━━━━━ Material provided

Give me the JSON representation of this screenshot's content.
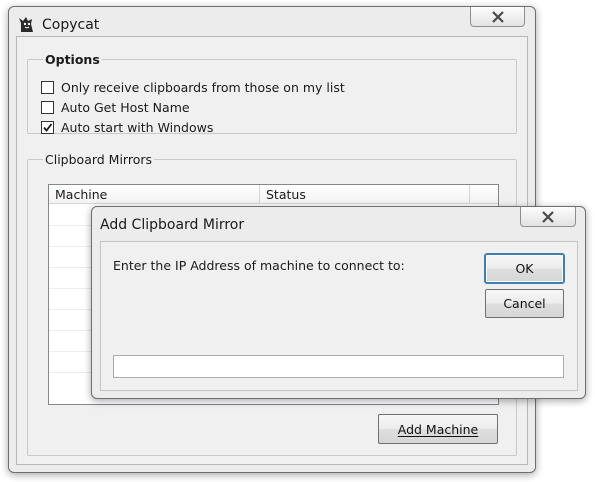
{
  "main_window": {
    "title": "Copycat",
    "options": {
      "legend": "Options",
      "checkboxes": [
        {
          "label": "Only receive clipboards from those on my list",
          "checked": false
        },
        {
          "label": "Auto Get Host Name",
          "checked": false
        },
        {
          "label": "Auto start with Windows",
          "checked": true
        }
      ]
    },
    "mirrors": {
      "legend": "Clipboard Mirrors",
      "columns": [
        "Machine",
        "Status"
      ],
      "add_button": "Add Machine"
    }
  },
  "dialog": {
    "title": "Add Clipboard Mirror",
    "prompt": "Enter the IP Address of machine to connect to:",
    "ok_label": "OK",
    "cancel_label": "Cancel",
    "ip_value": ""
  },
  "icons": {
    "app": "copycat-app-icon",
    "close": "close-icon",
    "check": "checkmark-icon"
  }
}
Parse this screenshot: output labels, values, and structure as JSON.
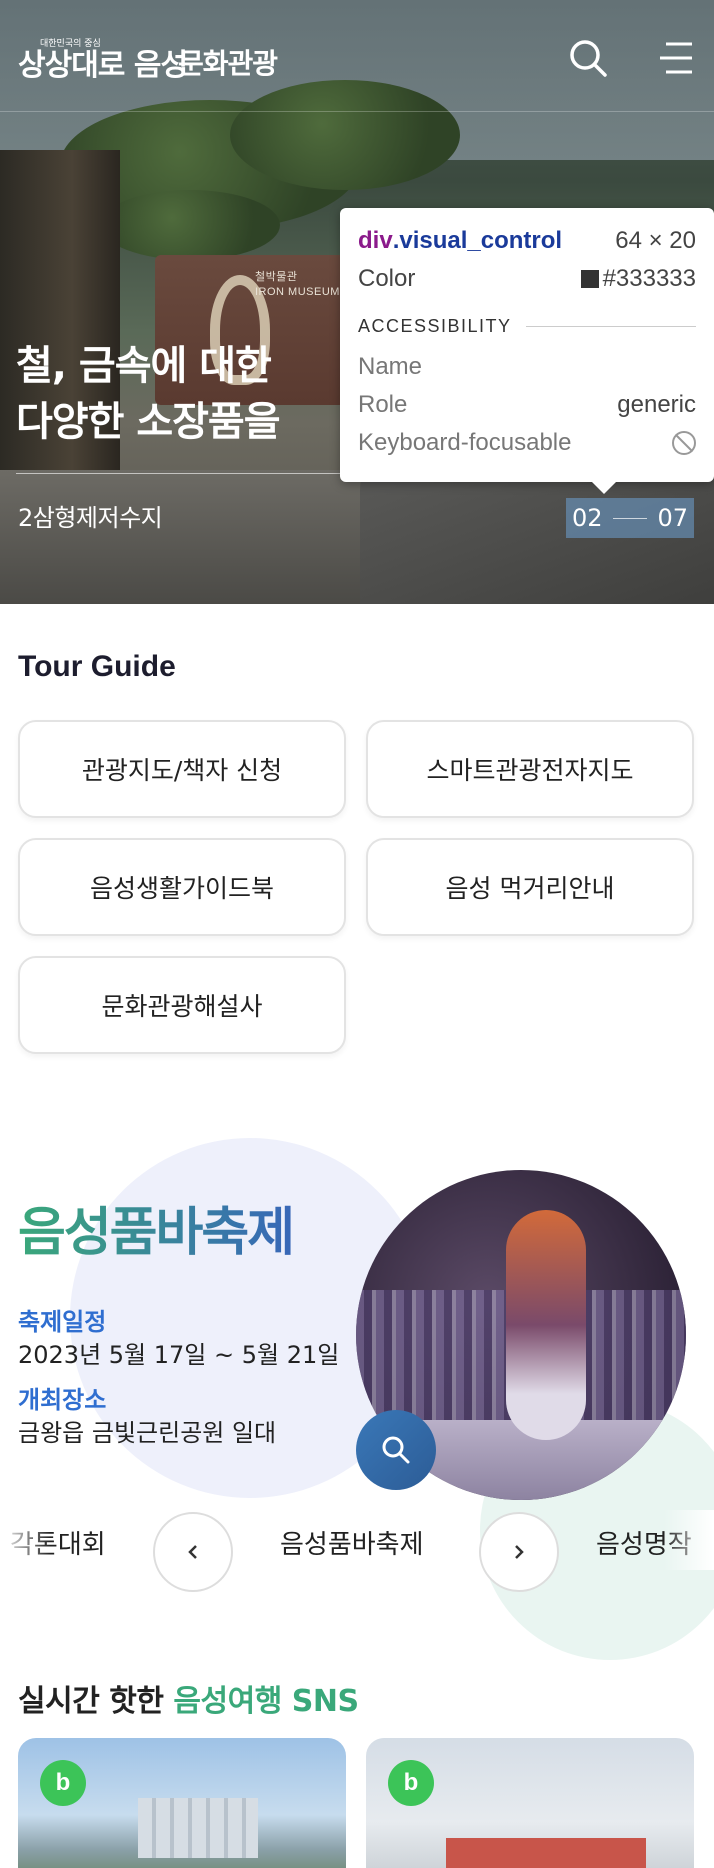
{
  "header": {
    "logo_small": "대한민국의 중심",
    "logo_main": "상상대로 음성",
    "logo_sub": "문화관광",
    "search_icon": "search-icon",
    "menu_icon": "menu-icon"
  },
  "hero": {
    "title_line1": "철, 금속에 대한",
    "title_line2": "다양한 소장품을",
    "place": "2삼형제저수지",
    "sign_line1": "철박물관",
    "sign_line2": "IRON MUSEUM",
    "current": "02",
    "total": "07"
  },
  "tooltip": {
    "selector_tag": "div",
    "selector_class": ".visual_control",
    "size": "64 × 20",
    "color_label": "Color",
    "color_value": "#333333",
    "section": "ACCESSIBILITY",
    "name_label": "Name",
    "name_value": "",
    "role_label": "Role",
    "role_value": "generic",
    "focus_label": "Keyboard-focusable"
  },
  "tour_guide": {
    "title": "Tour Guide",
    "buttons": [
      "관광지도/책자 신청",
      "스마트관광전자지도",
      "음성생활가이드북",
      "음성 먹거리안내",
      "문화관광해설사"
    ]
  },
  "festival": {
    "title": "음성품바축제",
    "schedule_label": "축제일정",
    "schedule_value": "2023년 5월 17일 ~ 5월 21일",
    "venue_label": "개최장소",
    "venue_value": "금왕읍 금빛근린공원 일대",
    "carousel": [
      "각톤대회",
      "음성품바축제",
      "음성명작"
    ]
  },
  "sns": {
    "title_plain": "실시간 핫한 ",
    "title_accent": "음성여행 SNS",
    "badge": "b"
  },
  "colors": {
    "accent_green": "#3aa87a",
    "accent_blue": "#2f6ed0",
    "control_bg": "#6ea0d2"
  }
}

━━━━━━━━━━

### Written instruction
Each line with the string "this" in it needs to be found and copied.

### Final answer
Give me the JSON representation of this screenshot's content.
Parse this screenshot: output labels, values, and structure as JSON.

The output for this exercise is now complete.